### EXERCISE DIRECTIONS
Go through the data below. List every line that holds the word "xlabel".

***** RECORDS SUPPLIED *****

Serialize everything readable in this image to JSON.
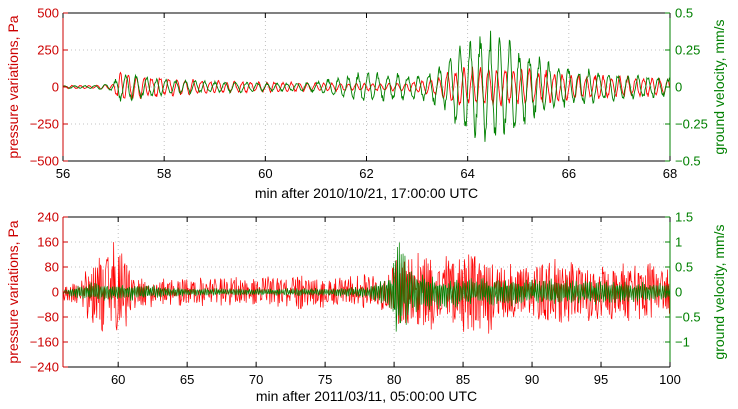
{
  "colors": {
    "pressure": "#ff0000",
    "velocity": "#008000",
    "pressure_label": "#cc0000",
    "velocity_label": "#008000"
  },
  "chart_data": [
    {
      "type": "line",
      "xlabel": "min after 2010/10/21, 17:00:00 UTC",
      "ylabel_left": "pressure variations, Pa",
      "ylabel_right": "ground velocity, mm/s",
      "xlim": [
        56,
        68
      ],
      "ylim_left": [
        -500,
        500
      ],
      "ylim_right": [
        -0.5,
        0.5
      ],
      "xticks": [
        56,
        58,
        60,
        62,
        64,
        66,
        68
      ],
      "xtick_labels": [
        "56",
        "58",
        "60",
        "62",
        "64",
        "66",
        "68"
      ],
      "yticks_left": [
        -500,
        -250,
        0,
        250,
        500
      ],
      "ytick_labels_left": [
        "−500",
        "−250",
        "0",
        "250",
        "500"
      ],
      "yticks_right": [
        -0.5,
        -0.25,
        0,
        0.25,
        0.5
      ],
      "ytick_labels_right": [
        "−0.5",
        "−0.25",
        "0",
        "0.25",
        "0.5"
      ],
      "grid": true,
      "series": [
        {
          "axis": "left",
          "envelope": {
            "x": [
              56,
              56.5,
              57,
              57.1,
              57.4,
              57.7,
              58,
              58.5,
              59,
              59.5,
              60,
              60.5,
              61,
              61.5,
              62,
              62.5,
              63,
              63.5,
              63.8,
              64.2,
              64.6,
              65,
              65.5,
              66,
              66.5,
              67,
              67.5,
              68
            ],
            "amp": [
              12,
              12,
              20,
              110,
              100,
              85,
              70,
              55,
              45,
              40,
              38,
              35,
              30,
              30,
              28,
              28,
              40,
              80,
              150,
              160,
              140,
              130,
              120,
              100,
              90,
              80,
              70,
              60
            ]
          },
          "period": 0.16
        },
        {
          "axis": "right",
          "envelope": {
            "x": [
              56,
              56.5,
              57,
              57.1,
              57.4,
              57.7,
              58,
              58.5,
              59,
              59.5,
              60,
              60.5,
              61,
              61.5,
              62,
              62.5,
              63,
              63.5,
              63.8,
              64.2,
              64.6,
              65,
              65.5,
              66,
              66.5,
              67,
              67.5,
              68
            ],
            "amp": [
              0.01,
              0.01,
              0.03,
              0.1,
              0.1,
              0.07,
              0.06,
              0.05,
              0.04,
              0.04,
              0.03,
              0.03,
              0.04,
              0.08,
              0.11,
              0.1,
              0.09,
              0.15,
              0.3,
              0.4,
              0.41,
              0.3,
              0.2,
              0.15,
              0.12,
              0.1,
              0.08,
              0.07
            ]
          },
          "period": 0.2
        }
      ]
    },
    {
      "type": "line",
      "xlabel": "min after 2011/03/11, 05:00:00 UTC",
      "ylabel_left": "pressure variations, Pa",
      "ylabel_right": "ground velocity, mm/s",
      "xlim": [
        56,
        100
      ],
      "ylim_left": [
        -240,
        240
      ],
      "ylim_right": [
        -1.5,
        1.5
      ],
      "xticks": [
        60,
        65,
        70,
        75,
        80,
        85,
        90,
        95,
        100
      ],
      "xtick_labels": [
        "60",
        "65",
        "70",
        "75",
        "80",
        "85",
        "90",
        "95",
        "100"
      ],
      "yticks_left": [
        -240,
        -160,
        -80,
        0,
        80,
        160,
        240
      ],
      "ytick_labels_left": [
        "−240",
        "−160",
        "−80",
        "0",
        "80",
        "160",
        "240"
      ],
      "yticks_right": [
        -1,
        -0.5,
        0,
        0.5,
        1,
        1.5
      ],
      "ytick_labels_right": [
        "−1",
        "−0.5",
        "0",
        "0.5",
        "1",
        "1.5"
      ],
      "grid": true,
      "series": [
        {
          "axis": "left",
          "envelope": {
            "x": [
              56,
              57,
              58,
              59,
              59.5,
              60,
              60.5,
              61,
              62,
              65,
              70,
              73,
              75,
              77,
              79,
              80,
              81,
              83,
              85,
              87,
              88,
              90,
              92,
              95,
              97,
              99,
              100
            ],
            "amp": [
              30,
              40,
              100,
              140,
              170,
              150,
              120,
              70,
              50,
              45,
              50,
              60,
              50,
              55,
              60,
              100,
              140,
              120,
              130,
              140,
              100,
              90,
              110,
              90,
              100,
              100,
              80
            ]
          },
          "period": 0.035
        },
        {
          "axis": "right",
          "envelope": {
            "x": [
              56,
              58,
              60,
              62,
              65,
              70,
              75,
              78,
              79.8,
              80.1,
              80.5,
              81,
              82,
              85,
              90,
              95,
              100
            ],
            "amp": [
              0.05,
              0.2,
              0.2,
              0.15,
              0.08,
              0.08,
              0.08,
              0.12,
              0.4,
              1.2,
              1.1,
              0.6,
              0.4,
              0.3,
              0.3,
              0.25,
              0.2
            ]
          },
          "period": 0.14
        }
      ]
    }
  ]
}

*****

### OUTPUT OF THE TASK
      "xlabel": "min after 2010/10/21, 17:00:00 UTC",
      "xlabel": "min after 2011/03/11, 05:00:00 UTC",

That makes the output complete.